WHAT IS NEEDED: Skip the pictures and repeat each line of the data exactly.

WORKING DATA:
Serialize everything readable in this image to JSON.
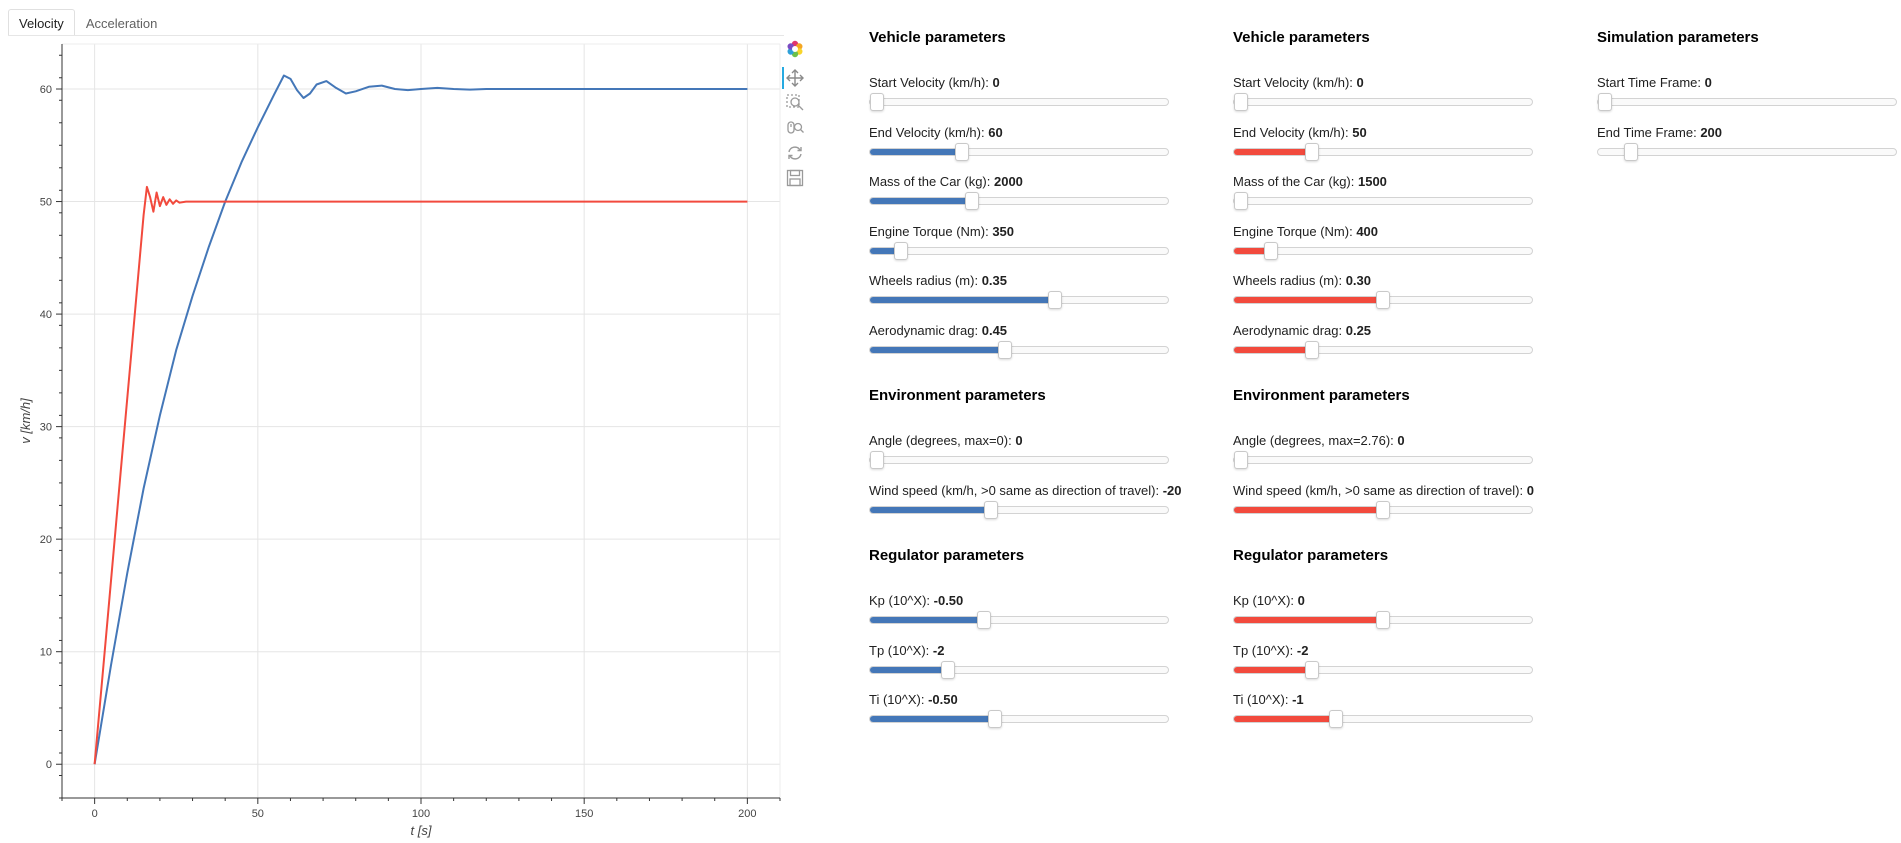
{
  "tabs": [
    {
      "label": "Velocity",
      "active": true
    },
    {
      "label": "Acceleration",
      "active": false
    }
  ],
  "colors": {
    "car1": "#4477b8",
    "car2": "#f24a3d",
    "grid": "#e5e5e5"
  },
  "toolbar": {
    "tools": [
      {
        "icon": "bokeh-logo-icon"
      },
      {
        "icon": "pan-icon"
      },
      {
        "icon": "box-zoom-icon"
      },
      {
        "icon": "wheel-zoom-icon"
      },
      {
        "icon": "reset-icon"
      },
      {
        "icon": "save-icon"
      }
    ]
  },
  "chart_data": {
    "type": "line",
    "xlabel": "t [s]",
    "ylabel": "v [km/h]",
    "xlim": [
      -10,
      210
    ],
    "ylim": [
      -3,
      64
    ],
    "xticks": [
      0,
      50,
      100,
      150,
      200
    ],
    "yticks": [
      0,
      10,
      20,
      30,
      40,
      50,
      60
    ],
    "grid": true,
    "series": [
      {
        "color": "#4477b8",
        "x": [
          0,
          5,
          10,
          15,
          20,
          25,
          30,
          35,
          40,
          45,
          50,
          55,
          58,
          60,
          62,
          64,
          66,
          68,
          71,
          74,
          77,
          80,
          84,
          88,
          92,
          96,
          100,
          105,
          110,
          115,
          120,
          130,
          140,
          160,
          200
        ],
        "y": [
          0,
          8.8,
          17,
          24.5,
          31,
          36.8,
          41.6,
          46,
          50,
          53.5,
          56.6,
          59.5,
          61.2,
          60.9,
          59.9,
          59.2,
          59.6,
          60.4,
          60.7,
          60.1,
          59.6,
          59.8,
          60.2,
          60.3,
          60.0,
          59.9,
          60.0,
          60.1,
          60.0,
          59.95,
          60.0,
          60.0,
          60.0,
          60.0,
          60.0
        ]
      },
      {
        "color": "#f24a3d",
        "x": [
          0,
          4,
          8,
          12,
          15,
          16,
          17,
          18,
          19,
          20,
          21,
          22,
          23,
          24,
          25,
          26,
          28,
          30,
          35,
          40,
          60,
          100,
          200
        ],
        "y": [
          0,
          13,
          26,
          39,
          48.8,
          51.3,
          50.4,
          49.1,
          50.8,
          49.6,
          50.4,
          49.7,
          50.2,
          49.8,
          50.1,
          49.9,
          50.0,
          50.0,
          50.0,
          50.0,
          50.0,
          50.0,
          50.0
        ]
      }
    ]
  },
  "panels": [
    {
      "color_key": "car1",
      "sections": [
        {
          "title": "Vehicle parameters",
          "params": [
            {
              "label": "Start Velocity (km/h):",
              "value": "0",
              "fraction": 0.0
            },
            {
              "label": "End Velocity (km/h):",
              "value": "60",
              "fraction": 0.3
            },
            {
              "label": "Mass of the Car (kg):",
              "value": "2000",
              "fraction": 0.333
            },
            {
              "label": "Engine Torque (Nm):",
              "value": "350",
              "fraction": 0.085
            },
            {
              "label": "Wheels radius (m):",
              "value": "0.35",
              "fraction": 0.625
            },
            {
              "label": "Aerodynamic drag:",
              "value": "0.45",
              "fraction": 0.45
            }
          ]
        },
        {
          "title": "Environment parameters",
          "params": [
            {
              "label": "Angle (degrees, max=0):",
              "value": "0",
              "fraction": 0.0
            },
            {
              "label": "Wind speed (km/h, >0 same as direction of travel):",
              "value": "-20",
              "fraction": 0.4
            }
          ]
        },
        {
          "title": "Regulator parameters",
          "params": [
            {
              "label": "Kp (10^X):",
              "value": "-0.50",
              "fraction": 0.375
            },
            {
              "label": "Tp (10^X):",
              "value": "-2",
              "fraction": 0.25
            },
            {
              "label": "Ti (10^X):",
              "value": "-0.50",
              "fraction": 0.417
            }
          ]
        }
      ]
    },
    {
      "color_key": "car2",
      "sections": [
        {
          "title": "Vehicle parameters",
          "params": [
            {
              "label": "Start Velocity (km/h):",
              "value": "0",
              "fraction": 0.0
            },
            {
              "label": "End Velocity (km/h):",
              "value": "50",
              "fraction": 0.25
            },
            {
              "label": "Mass of the Car (kg):",
              "value": "1500",
              "fraction": 0.0
            },
            {
              "label": "Engine Torque (Nm):",
              "value": "400",
              "fraction": 0.105
            },
            {
              "label": "Wheels radius (m):",
              "value": "0.30",
              "fraction": 0.5
            },
            {
              "label": "Aerodynamic drag:",
              "value": "0.25",
              "fraction": 0.25
            }
          ]
        },
        {
          "title": "Environment parameters",
          "params": [
            {
              "label": "Angle (degrees, max=2.76):",
              "value": "0",
              "fraction": 0.0
            },
            {
              "label": "Wind speed (km/h, >0 same as direction of travel):",
              "value": "0",
              "fraction": 0.5
            }
          ]
        },
        {
          "title": "Regulator parameters",
          "params": [
            {
              "label": "Kp (10^X):",
              "value": "0",
              "fraction": 0.5
            },
            {
              "label": "Tp (10^X):",
              "value": "-2",
              "fraction": 0.25
            },
            {
              "label": "Ti (10^X):",
              "value": "-1",
              "fraction": 0.333
            }
          ]
        }
      ]
    },
    {
      "color_key": "none",
      "sections": [
        {
          "title": "Simulation parameters",
          "params": [
            {
              "label": "Start Time Frame:",
              "value": "0",
              "fraction": 0.0
            },
            {
              "label": "End Time Frame:",
              "value": "200",
              "fraction": 0.09
            }
          ]
        }
      ]
    }
  ]
}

ANSWER TO THIS PROBLEM:
Serialize everything readable in this image to JSON.
{
  "tabs": [
    {
      "label": "Velocity",
      "active": true
    },
    {
      "label": "Acceleration",
      "active": false
    }
  ],
  "colors": {
    "car1": "#4477b8",
    "car2": "#f24a3d",
    "grid": "#e5e5e5"
  },
  "toolbar": {
    "tools": [
      {
        "icon": "bokeh-logo-icon"
      },
      {
        "icon": "pan-icon"
      },
      {
        "icon": "box-zoom-icon"
      },
      {
        "icon": "wheel-zoom-icon"
      },
      {
        "icon": "reset-icon"
      },
      {
        "icon": "save-icon"
      }
    ]
  },
  "chart_data": {
    "type": "line",
    "xlabel": "t [s]",
    "ylabel": "v [km/h]",
    "xlim": [
      -10,
      210
    ],
    "ylim": [
      -3,
      64
    ],
    "xticks": [
      0,
      50,
      100,
      150,
      200
    ],
    "yticks": [
      0,
      10,
      20,
      30,
      40,
      50,
      60
    ],
    "grid": true,
    "series": [
      {
        "color": "#4477b8",
        "x": [
          0,
          5,
          10,
          15,
          20,
          25,
          30,
          35,
          40,
          45,
          50,
          55,
          58,
          60,
          62,
          64,
          66,
          68,
          71,
          74,
          77,
          80,
          84,
          88,
          92,
          96,
          100,
          105,
          110,
          115,
          120,
          130,
          140,
          160,
          200
        ],
        "y": [
          0,
          8.8,
          17,
          24.5,
          31,
          36.8,
          41.6,
          46,
          50,
          53.5,
          56.6,
          59.5,
          61.2,
          60.9,
          59.9,
          59.2,
          59.6,
          60.4,
          60.7,
          60.1,
          59.6,
          59.8,
          60.2,
          60.3,
          60.0,
          59.9,
          60.0,
          60.1,
          60.0,
          59.95,
          60.0,
          60.0,
          60.0,
          60.0,
          60.0
        ]
      },
      {
        "color": "#f24a3d",
        "x": [
          0,
          4,
          8,
          12,
          15,
          16,
          17,
          18,
          19,
          20,
          21,
          22,
          23,
          24,
          25,
          26,
          28,
          30,
          35,
          40,
          60,
          100,
          200
        ],
        "y": [
          0,
          13,
          26,
          39,
          48.8,
          51.3,
          50.4,
          49.1,
          50.8,
          49.6,
          50.4,
          49.7,
          50.2,
          49.8,
          50.1,
          49.9,
          50.0,
          50.0,
          50.0,
          50.0,
          50.0,
          50.0,
          50.0
        ]
      }
    ]
  },
  "panels": [
    {
      "color_key": "car1",
      "sections": [
        {
          "title": "Vehicle parameters",
          "params": [
            {
              "label": "Start Velocity (km/h):",
              "value": "0",
              "fraction": 0.0
            },
            {
              "label": "End Velocity (km/h):",
              "value": "60",
              "fraction": 0.3
            },
            {
              "label": "Mass of the Car (kg):",
              "value": "2000",
              "fraction": 0.333
            },
            {
              "label": "Engine Torque (Nm):",
              "value": "350",
              "fraction": 0.085
            },
            {
              "label": "Wheels radius (m):",
              "value": "0.35",
              "fraction": 0.625
            },
            {
              "label": "Aerodynamic drag:",
              "value": "0.45",
              "fraction": 0.45
            }
          ]
        },
        {
          "title": "Environment parameters",
          "params": [
            {
              "label": "Angle (degrees, max=0):",
              "value": "0",
              "fraction": 0.0
            },
            {
              "label": "Wind speed (km/h, >0 same as direction of travel):",
              "value": "-20",
              "fraction": 0.4
            }
          ]
        },
        {
          "title": "Regulator parameters",
          "params": [
            {
              "label": "Kp (10^X):",
              "value": "-0.50",
              "fraction": 0.375
            },
            {
              "label": "Tp (10^X):",
              "value": "-2",
              "fraction": 0.25
            },
            {
              "label": "Ti (10^X):",
              "value": "-0.50",
              "fraction": 0.417
            }
          ]
        }
      ]
    },
    {
      "color_key": "car2",
      "sections": [
        {
          "title": "Vehicle parameters",
          "params": [
            {
              "label": "Start Velocity (km/h):",
              "value": "0",
              "fraction": 0.0
            },
            {
              "label": "End Velocity (km/h):",
              "value": "50",
              "fraction": 0.25
            },
            {
              "label": "Mass of the Car (kg):",
              "value": "1500",
              "fraction": 0.0
            },
            {
              "label": "Engine Torque (Nm):",
              "value": "400",
              "fraction": 0.105
            },
            {
              "label": "Wheels radius (m):",
              "value": "0.30",
              "fraction": 0.5
            },
            {
              "label": "Aerodynamic drag:",
              "value": "0.25",
              "fraction": 0.25
            }
          ]
        },
        {
          "title": "Environment parameters",
          "params": [
            {
              "label": "Angle (degrees, max=2.76):",
              "value": "0",
              "fraction": 0.0
            },
            {
              "label": "Wind speed (km/h, >0 same as direction of travel):",
              "value": "0",
              "fraction": 0.5
            }
          ]
        },
        {
          "title": "Regulator parameters",
          "params": [
            {
              "label": "Kp (10^X):",
              "value": "0",
              "fraction": 0.5
            },
            {
              "label": "Tp (10^X):",
              "value": "-2",
              "fraction": 0.25
            },
            {
              "label": "Ti (10^X):",
              "value": "-1",
              "fraction": 0.333
            }
          ]
        }
      ]
    },
    {
      "color_key": "none",
      "sections": [
        {
          "title": "Simulation parameters",
          "params": [
            {
              "label": "Start Time Frame:",
              "value": "0",
              "fraction": 0.0
            },
            {
              "label": "End Time Frame:",
              "value": "200",
              "fraction": 0.09
            }
          ]
        }
      ]
    }
  ]
}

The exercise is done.